GIVEN TASK
The entries below are to be transcribed in full, without their images.

MATERIAL TO PROCESS
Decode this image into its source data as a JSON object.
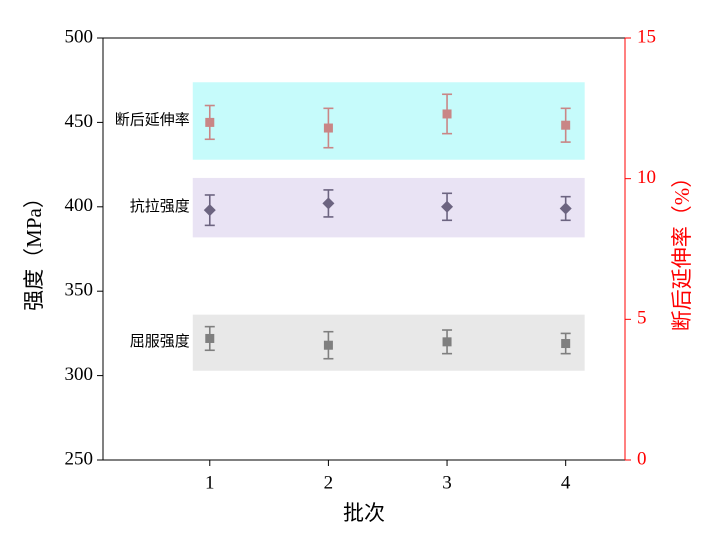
{
  "chart_data": {
    "type": "errorbar",
    "xlabel": "批次",
    "ylabel": "强度（MPa）",
    "y2label": "断后延伸率（%）",
    "x": [
      1,
      2,
      3,
      4
    ],
    "xlim": [
      0.1,
      4.5
    ],
    "xticks": [
      1,
      2,
      3,
      4
    ],
    "ylim": [
      250,
      500
    ],
    "yticks": [
      250,
      300,
      350,
      400,
      450,
      500
    ],
    "y2lim": [
      0,
      15
    ],
    "y2ticks": [
      0,
      5,
      10,
      15
    ],
    "y2color": "#ff0000",
    "series": [
      {
        "name": "屈服强度",
        "color": "#7f7f7f",
        "band_color": "#e8e8e8",
        "marker": "square",
        "values": [
          322,
          318,
          320,
          319
        ],
        "errors": [
          7,
          8,
          7,
          6
        ]
      },
      {
        "name": "抗拉强度",
        "color": "#6c6480",
        "band_color": "#e9e3f4",
        "marker": "diamond",
        "values": [
          398,
          402,
          400,
          399
        ],
        "errors": [
          9,
          8,
          8,
          7
        ]
      },
      {
        "name": "断后延伸率",
        "color": "#c98686",
        "band_color": "#c6fbfb",
        "marker": "square",
        "axis": "y2",
        "values": [
          12.0,
          11.8,
          12.3,
          11.9
        ],
        "errors": [
          0.6,
          0.7,
          0.7,
          0.6
        ]
      }
    ]
  }
}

WRITTEN ANSWER
Decode this image into its source data as a JSON object.
{
  "chart_data": {
    "type": "errorbar",
    "xlabel": "批次",
    "ylabel": "强度（MPa）",
    "y2label": "断后延伸率（%）",
    "x": [
      1,
      2,
      3,
      4
    ],
    "xlim": [
      0.1,
      4.5
    ],
    "xticks": [
      1,
      2,
      3,
      4
    ],
    "ylim": [
      250,
      500
    ],
    "yticks": [
      250,
      300,
      350,
      400,
      450,
      500
    ],
    "y2lim": [
      0,
      15
    ],
    "y2ticks": [
      0,
      5,
      10,
      15
    ],
    "y2color": "#ff0000",
    "series": [
      {
        "name": "屈服强度",
        "color": "#7f7f7f",
        "band_color": "#e8e8e8",
        "marker": "square",
        "values": [
          322,
          318,
          320,
          319
        ],
        "errors": [
          7,
          8,
          7,
          6
        ]
      },
      {
        "name": "抗拉强度",
        "color": "#6c6480",
        "band_color": "#e9e3f4",
        "marker": "diamond",
        "values": [
          398,
          402,
          400,
          399
        ],
        "errors": [
          9,
          8,
          8,
          7
        ]
      },
      {
        "name": "断后延伸率",
        "color": "#c98686",
        "band_color": "#c6fbfb",
        "marker": "square",
        "axis": "y2",
        "values": [
          12.0,
          11.8,
          12.3,
          11.9
        ],
        "errors": [
          0.6,
          0.7,
          0.7,
          0.6
        ]
      }
    ]
  }
}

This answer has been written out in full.